Available data:
************
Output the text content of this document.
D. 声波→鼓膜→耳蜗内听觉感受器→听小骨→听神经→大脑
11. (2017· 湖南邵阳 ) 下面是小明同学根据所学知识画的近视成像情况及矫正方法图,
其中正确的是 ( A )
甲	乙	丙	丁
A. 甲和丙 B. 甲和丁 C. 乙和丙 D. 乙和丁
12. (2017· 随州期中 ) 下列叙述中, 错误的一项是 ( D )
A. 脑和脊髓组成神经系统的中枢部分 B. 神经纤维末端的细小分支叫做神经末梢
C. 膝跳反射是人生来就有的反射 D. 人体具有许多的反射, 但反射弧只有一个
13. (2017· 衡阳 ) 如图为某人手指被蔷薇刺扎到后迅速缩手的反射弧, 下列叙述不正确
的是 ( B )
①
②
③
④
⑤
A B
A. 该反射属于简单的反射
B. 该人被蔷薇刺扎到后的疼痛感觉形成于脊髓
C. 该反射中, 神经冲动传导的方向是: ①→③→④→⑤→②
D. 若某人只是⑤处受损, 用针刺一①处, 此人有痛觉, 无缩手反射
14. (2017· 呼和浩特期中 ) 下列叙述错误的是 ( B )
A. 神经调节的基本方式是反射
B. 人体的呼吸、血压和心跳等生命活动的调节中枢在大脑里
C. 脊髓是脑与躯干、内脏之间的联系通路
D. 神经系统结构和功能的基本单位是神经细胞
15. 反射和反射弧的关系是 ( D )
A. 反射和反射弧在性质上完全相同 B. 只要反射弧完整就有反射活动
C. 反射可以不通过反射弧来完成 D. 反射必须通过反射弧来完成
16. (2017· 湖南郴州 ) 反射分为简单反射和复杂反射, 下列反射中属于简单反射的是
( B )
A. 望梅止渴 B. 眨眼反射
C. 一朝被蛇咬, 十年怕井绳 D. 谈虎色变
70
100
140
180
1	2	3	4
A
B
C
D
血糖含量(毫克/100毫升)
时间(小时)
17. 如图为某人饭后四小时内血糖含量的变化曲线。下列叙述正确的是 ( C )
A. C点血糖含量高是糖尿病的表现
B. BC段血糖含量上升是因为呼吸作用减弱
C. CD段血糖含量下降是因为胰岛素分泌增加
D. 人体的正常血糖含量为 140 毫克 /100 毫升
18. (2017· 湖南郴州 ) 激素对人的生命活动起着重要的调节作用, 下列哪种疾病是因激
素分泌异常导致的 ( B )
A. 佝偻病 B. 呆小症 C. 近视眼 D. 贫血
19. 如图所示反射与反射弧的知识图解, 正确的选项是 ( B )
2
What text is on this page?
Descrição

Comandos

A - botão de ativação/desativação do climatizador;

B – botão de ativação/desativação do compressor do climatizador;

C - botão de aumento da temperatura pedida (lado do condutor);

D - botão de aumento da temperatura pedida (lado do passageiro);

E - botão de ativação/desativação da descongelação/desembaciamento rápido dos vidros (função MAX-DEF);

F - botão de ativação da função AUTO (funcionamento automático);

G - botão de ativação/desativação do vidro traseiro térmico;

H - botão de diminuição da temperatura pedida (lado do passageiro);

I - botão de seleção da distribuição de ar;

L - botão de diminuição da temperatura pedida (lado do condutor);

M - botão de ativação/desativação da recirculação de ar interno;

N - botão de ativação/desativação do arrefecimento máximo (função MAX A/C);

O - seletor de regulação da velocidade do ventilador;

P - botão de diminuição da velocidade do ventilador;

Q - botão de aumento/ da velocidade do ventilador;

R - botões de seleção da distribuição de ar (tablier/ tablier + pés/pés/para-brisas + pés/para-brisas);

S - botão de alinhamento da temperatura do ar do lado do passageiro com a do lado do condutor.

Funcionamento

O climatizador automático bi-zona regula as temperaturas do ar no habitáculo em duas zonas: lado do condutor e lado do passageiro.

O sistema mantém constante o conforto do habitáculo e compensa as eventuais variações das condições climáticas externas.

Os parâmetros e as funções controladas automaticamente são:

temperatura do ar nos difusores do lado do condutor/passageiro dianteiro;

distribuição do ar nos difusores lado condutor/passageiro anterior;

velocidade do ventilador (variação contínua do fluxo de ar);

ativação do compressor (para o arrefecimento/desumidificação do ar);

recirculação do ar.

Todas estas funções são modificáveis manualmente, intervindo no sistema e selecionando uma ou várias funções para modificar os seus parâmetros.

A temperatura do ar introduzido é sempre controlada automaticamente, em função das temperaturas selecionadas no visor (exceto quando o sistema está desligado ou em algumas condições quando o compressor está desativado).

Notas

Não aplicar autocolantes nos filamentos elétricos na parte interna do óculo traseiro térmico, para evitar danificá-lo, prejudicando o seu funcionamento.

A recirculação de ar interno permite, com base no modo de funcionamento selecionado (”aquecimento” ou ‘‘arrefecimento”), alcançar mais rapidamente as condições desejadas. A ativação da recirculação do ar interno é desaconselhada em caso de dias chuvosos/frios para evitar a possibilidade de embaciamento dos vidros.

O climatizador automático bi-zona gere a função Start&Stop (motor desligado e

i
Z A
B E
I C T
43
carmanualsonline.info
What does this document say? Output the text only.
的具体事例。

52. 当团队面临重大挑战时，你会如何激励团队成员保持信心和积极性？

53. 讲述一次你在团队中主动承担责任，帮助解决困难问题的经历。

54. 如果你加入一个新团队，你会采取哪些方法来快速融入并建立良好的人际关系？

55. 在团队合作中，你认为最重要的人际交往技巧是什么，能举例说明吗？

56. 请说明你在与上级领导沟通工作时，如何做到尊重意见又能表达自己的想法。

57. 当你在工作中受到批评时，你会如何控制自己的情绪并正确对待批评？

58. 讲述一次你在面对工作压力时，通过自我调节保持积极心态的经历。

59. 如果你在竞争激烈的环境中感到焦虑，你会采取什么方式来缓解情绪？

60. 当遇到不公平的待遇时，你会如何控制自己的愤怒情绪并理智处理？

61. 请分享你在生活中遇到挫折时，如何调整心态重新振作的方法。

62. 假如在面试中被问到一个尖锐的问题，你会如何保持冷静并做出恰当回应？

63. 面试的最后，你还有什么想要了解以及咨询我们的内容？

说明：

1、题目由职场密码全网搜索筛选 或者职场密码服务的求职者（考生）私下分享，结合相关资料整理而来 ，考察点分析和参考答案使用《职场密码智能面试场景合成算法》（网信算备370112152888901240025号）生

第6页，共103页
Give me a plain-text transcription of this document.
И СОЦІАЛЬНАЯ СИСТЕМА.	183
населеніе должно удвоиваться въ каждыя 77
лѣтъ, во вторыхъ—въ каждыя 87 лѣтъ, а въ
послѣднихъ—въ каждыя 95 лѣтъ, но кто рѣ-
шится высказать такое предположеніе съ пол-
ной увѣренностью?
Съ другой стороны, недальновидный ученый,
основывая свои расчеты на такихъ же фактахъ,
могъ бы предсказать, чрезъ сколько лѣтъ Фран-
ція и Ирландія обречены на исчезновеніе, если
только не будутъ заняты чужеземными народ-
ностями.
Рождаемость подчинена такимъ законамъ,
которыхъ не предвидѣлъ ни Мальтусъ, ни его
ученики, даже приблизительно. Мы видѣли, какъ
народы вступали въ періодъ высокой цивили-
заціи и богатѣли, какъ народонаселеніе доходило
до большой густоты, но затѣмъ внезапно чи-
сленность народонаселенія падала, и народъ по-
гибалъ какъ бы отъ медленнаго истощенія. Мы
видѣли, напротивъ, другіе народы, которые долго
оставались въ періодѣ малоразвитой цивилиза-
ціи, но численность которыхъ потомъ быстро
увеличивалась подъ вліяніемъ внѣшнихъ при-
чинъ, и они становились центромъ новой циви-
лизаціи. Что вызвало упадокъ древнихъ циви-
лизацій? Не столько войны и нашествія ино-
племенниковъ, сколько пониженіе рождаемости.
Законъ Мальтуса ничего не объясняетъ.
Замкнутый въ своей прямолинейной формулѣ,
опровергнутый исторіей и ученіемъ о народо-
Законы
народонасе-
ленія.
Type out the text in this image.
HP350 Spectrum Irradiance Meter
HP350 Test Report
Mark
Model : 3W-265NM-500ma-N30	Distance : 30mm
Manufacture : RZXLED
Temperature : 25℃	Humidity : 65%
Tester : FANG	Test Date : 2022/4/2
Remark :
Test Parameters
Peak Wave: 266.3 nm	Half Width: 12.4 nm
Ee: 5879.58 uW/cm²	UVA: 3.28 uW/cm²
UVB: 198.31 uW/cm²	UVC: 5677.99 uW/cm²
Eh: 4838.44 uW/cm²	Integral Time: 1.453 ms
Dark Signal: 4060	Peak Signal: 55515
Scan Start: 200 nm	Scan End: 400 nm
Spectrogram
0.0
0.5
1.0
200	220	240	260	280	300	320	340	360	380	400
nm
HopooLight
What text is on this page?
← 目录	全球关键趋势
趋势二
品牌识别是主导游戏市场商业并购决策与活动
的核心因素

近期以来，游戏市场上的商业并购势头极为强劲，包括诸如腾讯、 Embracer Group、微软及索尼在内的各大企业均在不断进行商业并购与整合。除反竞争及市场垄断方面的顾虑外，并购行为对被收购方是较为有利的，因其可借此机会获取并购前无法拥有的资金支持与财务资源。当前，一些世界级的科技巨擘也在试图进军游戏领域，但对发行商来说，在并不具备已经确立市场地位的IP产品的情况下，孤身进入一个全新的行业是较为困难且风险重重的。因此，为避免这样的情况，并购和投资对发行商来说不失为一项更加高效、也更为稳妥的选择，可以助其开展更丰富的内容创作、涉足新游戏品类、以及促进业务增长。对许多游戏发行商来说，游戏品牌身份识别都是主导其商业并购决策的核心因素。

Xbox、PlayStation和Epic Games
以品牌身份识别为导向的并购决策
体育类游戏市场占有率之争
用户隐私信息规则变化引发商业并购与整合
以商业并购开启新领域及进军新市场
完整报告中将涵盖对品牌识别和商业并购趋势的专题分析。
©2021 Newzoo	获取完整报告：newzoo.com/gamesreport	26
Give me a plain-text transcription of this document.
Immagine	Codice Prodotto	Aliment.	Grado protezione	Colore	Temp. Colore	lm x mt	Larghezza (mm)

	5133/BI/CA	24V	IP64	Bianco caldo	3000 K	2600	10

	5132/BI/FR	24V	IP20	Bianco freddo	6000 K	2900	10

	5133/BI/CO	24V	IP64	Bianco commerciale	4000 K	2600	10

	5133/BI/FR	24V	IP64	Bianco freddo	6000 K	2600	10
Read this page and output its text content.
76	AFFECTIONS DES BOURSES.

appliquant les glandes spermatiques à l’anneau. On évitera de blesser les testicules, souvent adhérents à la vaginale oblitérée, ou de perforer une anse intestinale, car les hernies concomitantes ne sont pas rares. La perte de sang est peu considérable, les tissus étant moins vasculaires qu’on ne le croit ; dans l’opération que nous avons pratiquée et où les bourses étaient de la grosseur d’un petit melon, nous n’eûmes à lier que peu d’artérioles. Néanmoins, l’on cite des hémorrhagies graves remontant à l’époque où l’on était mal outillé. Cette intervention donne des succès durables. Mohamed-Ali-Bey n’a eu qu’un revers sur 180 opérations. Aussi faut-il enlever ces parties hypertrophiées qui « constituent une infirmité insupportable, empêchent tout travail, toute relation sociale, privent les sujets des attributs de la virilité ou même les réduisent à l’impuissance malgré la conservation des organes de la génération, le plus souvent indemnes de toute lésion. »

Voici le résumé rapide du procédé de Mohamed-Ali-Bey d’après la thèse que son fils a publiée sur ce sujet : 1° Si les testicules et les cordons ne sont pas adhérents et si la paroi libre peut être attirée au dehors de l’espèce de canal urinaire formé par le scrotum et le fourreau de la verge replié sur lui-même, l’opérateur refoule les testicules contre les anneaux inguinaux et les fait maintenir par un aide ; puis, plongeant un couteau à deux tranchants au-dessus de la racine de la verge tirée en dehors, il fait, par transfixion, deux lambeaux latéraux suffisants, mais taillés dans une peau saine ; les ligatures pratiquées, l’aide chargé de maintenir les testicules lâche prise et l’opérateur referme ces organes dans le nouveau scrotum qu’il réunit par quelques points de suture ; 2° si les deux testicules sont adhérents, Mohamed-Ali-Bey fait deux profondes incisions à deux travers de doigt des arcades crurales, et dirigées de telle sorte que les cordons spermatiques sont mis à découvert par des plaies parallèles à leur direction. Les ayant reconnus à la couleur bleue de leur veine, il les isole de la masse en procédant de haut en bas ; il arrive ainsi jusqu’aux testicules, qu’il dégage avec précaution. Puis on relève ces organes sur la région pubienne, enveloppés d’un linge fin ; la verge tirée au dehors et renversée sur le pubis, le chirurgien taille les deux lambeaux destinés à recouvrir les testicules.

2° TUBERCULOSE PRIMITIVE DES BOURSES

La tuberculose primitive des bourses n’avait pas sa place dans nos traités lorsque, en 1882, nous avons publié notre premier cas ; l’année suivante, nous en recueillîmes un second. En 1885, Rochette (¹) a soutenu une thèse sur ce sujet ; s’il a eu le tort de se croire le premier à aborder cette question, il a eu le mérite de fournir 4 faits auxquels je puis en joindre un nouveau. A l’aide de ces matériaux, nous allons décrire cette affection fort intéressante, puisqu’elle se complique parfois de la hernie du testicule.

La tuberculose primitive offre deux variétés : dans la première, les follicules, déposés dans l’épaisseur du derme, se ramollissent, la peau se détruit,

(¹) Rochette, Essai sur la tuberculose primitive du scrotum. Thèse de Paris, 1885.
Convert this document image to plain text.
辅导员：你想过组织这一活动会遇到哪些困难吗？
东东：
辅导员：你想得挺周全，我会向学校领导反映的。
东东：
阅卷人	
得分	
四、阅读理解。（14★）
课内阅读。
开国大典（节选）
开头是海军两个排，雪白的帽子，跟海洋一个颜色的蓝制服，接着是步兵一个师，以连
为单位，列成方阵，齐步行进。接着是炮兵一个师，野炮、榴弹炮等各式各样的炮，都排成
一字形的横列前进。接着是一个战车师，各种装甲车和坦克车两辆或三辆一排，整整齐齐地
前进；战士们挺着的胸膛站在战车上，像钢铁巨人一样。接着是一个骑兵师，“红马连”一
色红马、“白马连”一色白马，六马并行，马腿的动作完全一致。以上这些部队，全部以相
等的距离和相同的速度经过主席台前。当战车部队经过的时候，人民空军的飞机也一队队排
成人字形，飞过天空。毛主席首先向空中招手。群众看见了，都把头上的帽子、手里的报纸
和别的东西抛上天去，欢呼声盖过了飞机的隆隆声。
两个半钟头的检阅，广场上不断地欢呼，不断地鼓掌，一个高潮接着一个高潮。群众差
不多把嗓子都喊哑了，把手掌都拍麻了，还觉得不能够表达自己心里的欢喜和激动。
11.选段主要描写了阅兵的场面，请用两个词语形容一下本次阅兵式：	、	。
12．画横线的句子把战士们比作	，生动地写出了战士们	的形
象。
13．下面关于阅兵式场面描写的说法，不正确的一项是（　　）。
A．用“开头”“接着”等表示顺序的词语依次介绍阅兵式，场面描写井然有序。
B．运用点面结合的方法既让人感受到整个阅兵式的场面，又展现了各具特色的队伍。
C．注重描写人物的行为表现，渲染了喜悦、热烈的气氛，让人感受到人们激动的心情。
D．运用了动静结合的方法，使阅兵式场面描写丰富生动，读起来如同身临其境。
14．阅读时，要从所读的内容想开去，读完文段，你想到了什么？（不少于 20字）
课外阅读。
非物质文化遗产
************
Directions:
In the records above, collect each line with "content".

Result below:
Output the text content of this document.
Read this page and output its text content.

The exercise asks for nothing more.